[Numpy-discussion] Simple problem. Is it possible without a loop?

josef.pktd@gmai... josef.pktd@gmai...
Wed Jun 9 10:37:48 CDT 2010


On Wed, Jun 9, 2010 at 11:31 AM, Vicente Sole <sole@esrf.fr> wrote:
> It gets even worse with data similar to those I will be using.
>
> With:
>
> x0 = numpy.linspace(-1,1, 10000)
> niter = 2000
>
> I get 24 seconds for option1 and 0.64 seconds for option2.
> Considering I expect between 5 and 50 times that number of iterations,
> the difference is already quite considerable.

but the two options don't produce the same result in general, the
cumsum version doesn't restart from zero, I think

try
x0 = np.random.randint(5,size=30).cumsum()
with delta=3

I don't see a way around recursive looping

Josef


> Armando
>
> Quoting Vicente Sole <sole@esrf.fr>:
>
>>>> ? Well a loop or list comparison seems like a good choice to me. It is
>>>> much more obvious at the expense of two LOCs. Did you profile the two
>>>> possibilities and are they actually performance-critical?

[Element boundary records]
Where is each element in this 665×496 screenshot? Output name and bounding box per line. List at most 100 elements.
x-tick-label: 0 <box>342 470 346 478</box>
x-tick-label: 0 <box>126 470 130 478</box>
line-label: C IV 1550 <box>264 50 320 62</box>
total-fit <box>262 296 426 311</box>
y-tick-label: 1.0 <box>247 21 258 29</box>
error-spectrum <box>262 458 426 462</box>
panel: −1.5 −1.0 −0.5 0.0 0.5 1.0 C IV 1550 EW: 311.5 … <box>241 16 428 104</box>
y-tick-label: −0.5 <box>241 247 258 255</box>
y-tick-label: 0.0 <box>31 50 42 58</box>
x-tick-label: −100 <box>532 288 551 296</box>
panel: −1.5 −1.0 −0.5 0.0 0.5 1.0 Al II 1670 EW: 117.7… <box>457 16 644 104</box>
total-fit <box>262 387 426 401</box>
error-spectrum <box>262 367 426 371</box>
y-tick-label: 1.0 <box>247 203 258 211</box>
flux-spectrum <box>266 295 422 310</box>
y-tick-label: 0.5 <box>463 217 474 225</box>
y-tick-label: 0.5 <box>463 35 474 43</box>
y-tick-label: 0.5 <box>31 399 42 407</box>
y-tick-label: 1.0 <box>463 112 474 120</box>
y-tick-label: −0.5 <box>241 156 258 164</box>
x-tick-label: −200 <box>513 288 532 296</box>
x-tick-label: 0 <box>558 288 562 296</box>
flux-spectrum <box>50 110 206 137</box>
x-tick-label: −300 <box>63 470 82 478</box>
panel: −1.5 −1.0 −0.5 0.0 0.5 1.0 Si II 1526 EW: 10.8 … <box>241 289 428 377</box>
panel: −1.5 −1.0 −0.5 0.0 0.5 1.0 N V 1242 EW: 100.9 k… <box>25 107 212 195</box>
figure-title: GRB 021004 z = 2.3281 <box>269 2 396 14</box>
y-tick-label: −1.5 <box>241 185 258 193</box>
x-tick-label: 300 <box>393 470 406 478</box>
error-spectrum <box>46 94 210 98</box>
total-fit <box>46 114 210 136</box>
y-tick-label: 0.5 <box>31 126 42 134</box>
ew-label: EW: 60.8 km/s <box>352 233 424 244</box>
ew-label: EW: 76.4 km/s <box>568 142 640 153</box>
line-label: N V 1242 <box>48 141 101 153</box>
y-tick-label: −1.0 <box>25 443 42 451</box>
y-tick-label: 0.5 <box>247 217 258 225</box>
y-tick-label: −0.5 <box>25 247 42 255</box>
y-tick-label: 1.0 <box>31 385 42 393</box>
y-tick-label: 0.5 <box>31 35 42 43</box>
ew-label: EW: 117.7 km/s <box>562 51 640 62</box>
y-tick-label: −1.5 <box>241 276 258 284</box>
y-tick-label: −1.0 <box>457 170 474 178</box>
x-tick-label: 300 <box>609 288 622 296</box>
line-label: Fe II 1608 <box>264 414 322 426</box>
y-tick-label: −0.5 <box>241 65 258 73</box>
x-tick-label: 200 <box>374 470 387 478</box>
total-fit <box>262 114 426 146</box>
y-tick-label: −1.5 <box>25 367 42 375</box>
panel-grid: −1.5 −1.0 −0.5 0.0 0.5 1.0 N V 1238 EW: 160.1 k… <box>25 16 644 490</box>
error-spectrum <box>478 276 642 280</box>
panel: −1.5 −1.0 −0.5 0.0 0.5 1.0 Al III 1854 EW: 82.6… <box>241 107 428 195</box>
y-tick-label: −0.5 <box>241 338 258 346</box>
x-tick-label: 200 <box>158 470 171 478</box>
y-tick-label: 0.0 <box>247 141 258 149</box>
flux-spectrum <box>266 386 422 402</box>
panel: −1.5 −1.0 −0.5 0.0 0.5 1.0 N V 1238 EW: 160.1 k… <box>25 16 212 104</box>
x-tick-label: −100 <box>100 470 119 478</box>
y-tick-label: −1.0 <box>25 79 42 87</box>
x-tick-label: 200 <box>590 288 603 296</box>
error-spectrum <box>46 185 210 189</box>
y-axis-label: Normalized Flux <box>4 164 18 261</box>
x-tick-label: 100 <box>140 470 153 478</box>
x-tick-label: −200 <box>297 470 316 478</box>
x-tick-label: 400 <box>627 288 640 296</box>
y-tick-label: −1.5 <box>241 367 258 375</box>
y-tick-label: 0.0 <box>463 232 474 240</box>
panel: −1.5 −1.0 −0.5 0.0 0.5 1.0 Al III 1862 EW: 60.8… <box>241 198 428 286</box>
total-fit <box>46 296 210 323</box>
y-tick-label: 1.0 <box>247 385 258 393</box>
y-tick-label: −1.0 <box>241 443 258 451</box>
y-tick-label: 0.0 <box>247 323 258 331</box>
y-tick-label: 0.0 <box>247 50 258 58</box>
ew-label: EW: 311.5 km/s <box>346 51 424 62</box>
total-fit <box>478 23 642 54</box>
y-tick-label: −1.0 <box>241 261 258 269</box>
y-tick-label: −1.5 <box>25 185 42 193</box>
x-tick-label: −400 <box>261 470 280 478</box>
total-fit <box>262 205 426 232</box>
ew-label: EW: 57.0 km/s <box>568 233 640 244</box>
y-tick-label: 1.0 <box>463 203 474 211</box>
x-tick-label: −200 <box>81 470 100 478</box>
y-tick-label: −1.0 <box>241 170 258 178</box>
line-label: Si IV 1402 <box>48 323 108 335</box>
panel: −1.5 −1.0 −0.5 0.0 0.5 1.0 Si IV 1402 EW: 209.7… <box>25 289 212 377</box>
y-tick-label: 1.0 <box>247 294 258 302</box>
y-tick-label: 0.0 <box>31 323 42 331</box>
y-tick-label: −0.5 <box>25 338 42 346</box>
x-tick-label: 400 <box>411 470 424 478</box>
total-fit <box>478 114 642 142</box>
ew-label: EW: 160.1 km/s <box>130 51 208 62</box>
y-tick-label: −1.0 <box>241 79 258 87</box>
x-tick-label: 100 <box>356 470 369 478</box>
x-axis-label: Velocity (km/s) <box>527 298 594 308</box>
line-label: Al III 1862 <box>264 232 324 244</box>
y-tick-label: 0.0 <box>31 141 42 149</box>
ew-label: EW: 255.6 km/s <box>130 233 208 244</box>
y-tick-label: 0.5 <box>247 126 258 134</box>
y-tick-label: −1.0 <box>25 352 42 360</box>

[Required tasks]
1. List every NumPy function or method called in the code lines of the NumPy mailing-list thread.
2. Write the next part of the NumPy mailing-list thread, picking up after its last line.

[Responses by task]
1. numpy.linspace, np.random.randint, cumsum

2.
>>>>
>>>> cheers
>>>>
>>
>>
>> The second is between 8 and ten times faster on my machine.
>>
>> import numpy
>> import time
>> x0 = numpy.arange(10000.)
>> niter = 2000   # I expect between 10000 and 100000
>>
>>
>> def option1(x, delta=0.2):
>>      y = [x[0]]
>>      for value in x:
>>          if (value - y[-1]) > delta:
>>              y.append(value)
>>      return numpy.array(y)
>>
>> def option2(x, delta=0.2):
>>      y = numpy.cumsum((x[1:]-x[:-1])/delta).astype(numpy.int)
>>      i1 = numpy.nonzero(y[1:]>  y[:-1])
>>      return numpy.take(x, i1)
>>
>>
>> t0 = time.time()
>> for i in range(niter):
>>      t = option1(x0)
>> print "Elapsed = ", time.time() - t0
>> t0 = time.time()
>> for i in range(niter):
>>      t = option2(x0)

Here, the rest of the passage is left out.